> [Stated goal]: Go through the material below and copy each line where the word "Words" appears.

> [Stored records]:
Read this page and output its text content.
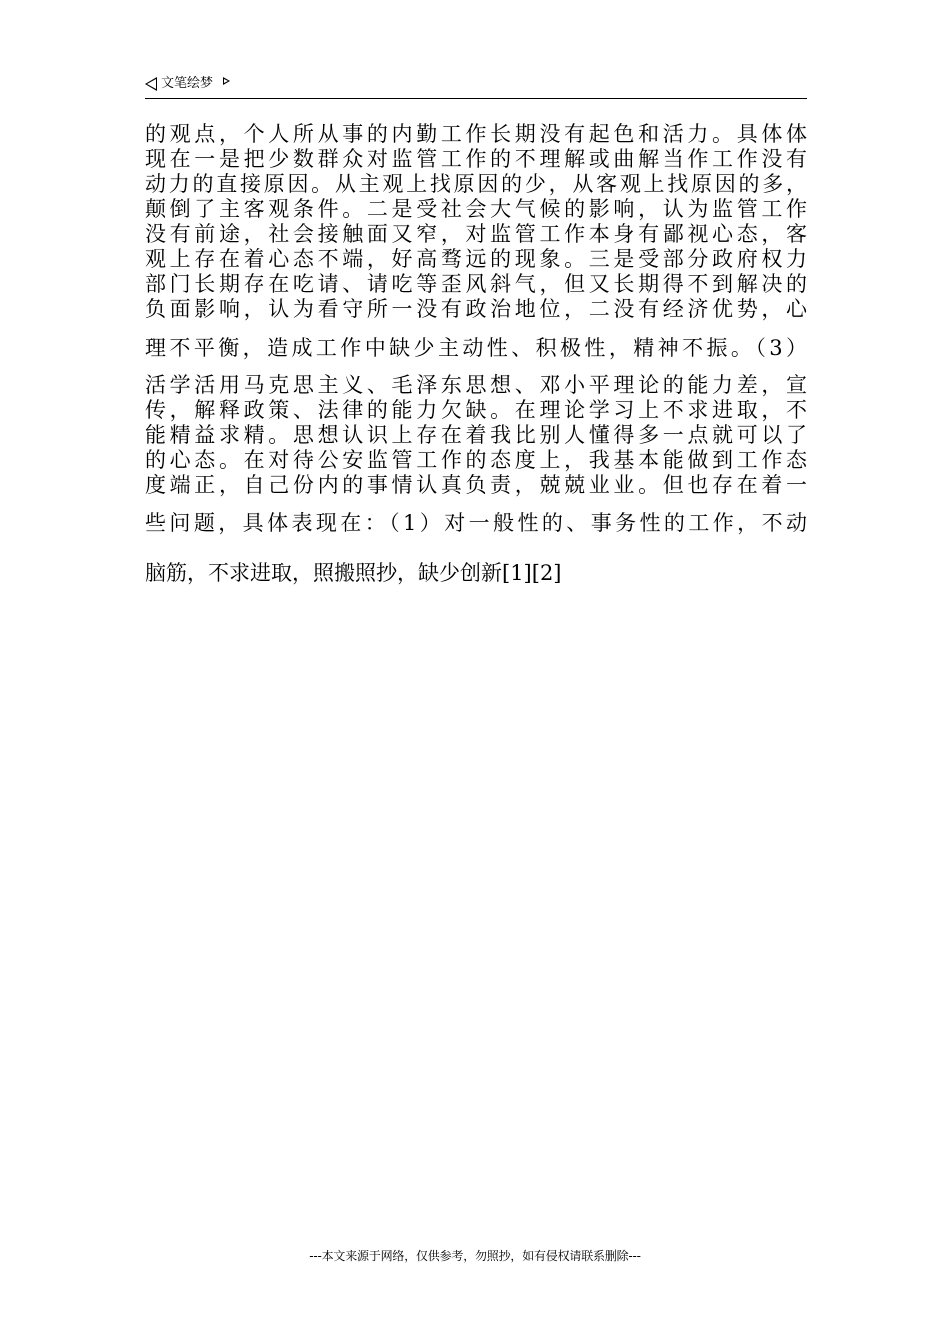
文笔绘梦
的观点，个人所从事的内勤工作长期没有起色和活力。具体体
现在一是把少数群众对监管工作的不理解或曲解当作工作没有
动力的直接原因。从主观上找原因的少，从客观上找原因的多，
颠倒了主客观条件。二是受社会大气候的影响，认为监管工作
没有前途，社会接触面又窄，对监管工作本身有鄙视心态，客
观上存在着心态不端，好高骛远的现象。三是受部分政府权力
部门长期存在吃请、请吃等歪风斜气，但又长期得不到解决的
负面影响，认为看守所一没有政治地位，二没有经济优势，心
理不平衡，造成工作中缺少主动性、积极性，精神不振。（3）
活学活用马克思主义、毛泽东思想、邓小平理论的能力差，宣
传，解释政策、法律的能力欠缺。在理论学习上不求进取，不
能精益求精。思想认识上存在着我比别人懂得多一点就可以了
的心态。在对待公安监管工作的态度上，我基本能做到工作态
度端正，自己份内的事情认真负责，兢兢业业。但也存在着一
些问题，具体表现在：（1）对一般性的、事务性的工作，不动
脑筋，不求进取，照搬照抄，缺少创新[1][2]
---本文来源于网络，仅供参考，勿照抄，如有侵权请联系删除---
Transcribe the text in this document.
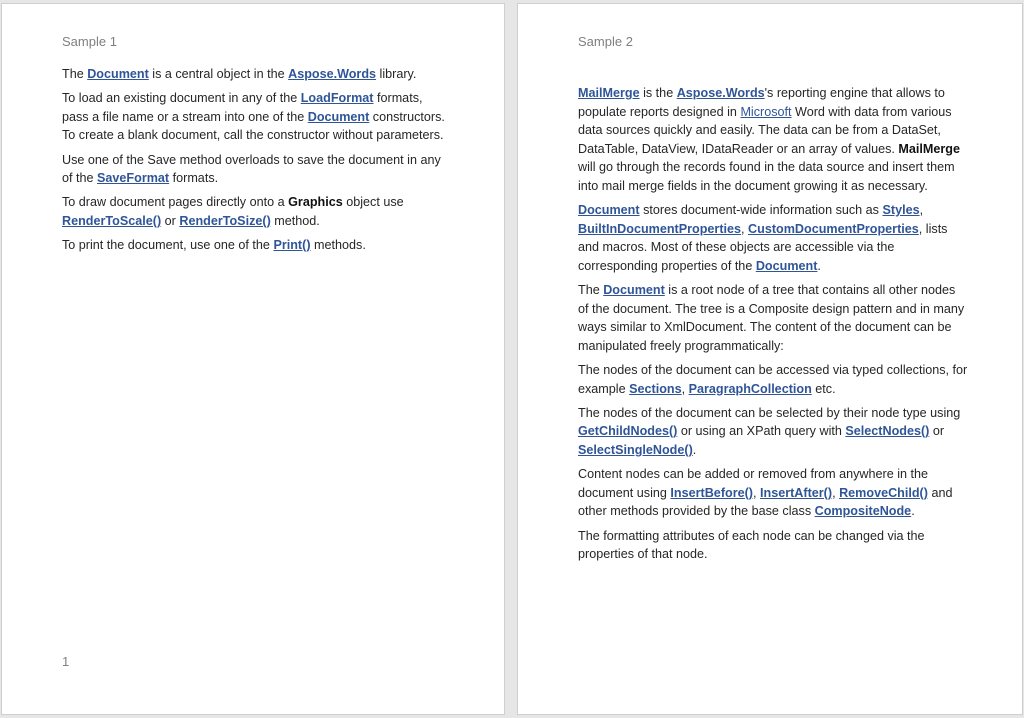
Sample 1

The Document is a central object in the Aspose.Words library.

To load an existing document in any of the LoadFormat formats, pass a file name or a stream into one of the Document constructors. To create a blank document, call the constructor without parameters.

Use one of the Save method overloads to save the document in any of the SaveFormat formats.

To draw document pages directly onto a Graphics object use RenderToScale() or RenderToSize() method.

To print the document, use one of the Print() methods.

1
Sample 2

MailMerge is the Aspose.Words's reporting engine that allows to populate reports designed in Microsoft Word with data from various data sources quickly and easily. The data can be from a DataSet, DataTable, DataView, IDataReader or an array of values. MailMerge will go through the records found in the data source and insert them into mail merge fields in the document growing it as necessary.

Document stores document-wide information such as Styles, BuiltInDocumentProperties, CustomDocumentProperties, lists and macros. Most of these objects are accessible via the corresponding properties of the Document.

The Document is a root node of a tree that contains all other nodes of the document. The tree is a Composite design pattern and in many ways similar to XmlDocument. The content of the document can be manipulated freely programmatically:

The nodes of the document can be accessed via typed collections, for example Sections, ParagraphCollection etc.

The nodes of the document can be selected by their node type using GetChildNodes() or using an XPath query with SelectNodes() or SelectSingleNode().

Content nodes can be added or removed from anywhere in the document using InsertBefore(), InsertAfter(), RemoveChild() and other methods provided by the base class CompositeNode.

The formatting attributes of each node can be changed via the properties of that node.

> [Output for this exercise]:
The Document is a central object in the Aspose.Words library.
MailMerge is the Aspose.Words's reporting engine that allows to populate reports designed in Microsoft Word with data from various data sources quickly and easily. The data can be from a DataSet, DataTable, DataView, IDataReader or an array of values. MailMerge will go through the records found in the data source and insert them into mail merge fields in the document growing it as necessary.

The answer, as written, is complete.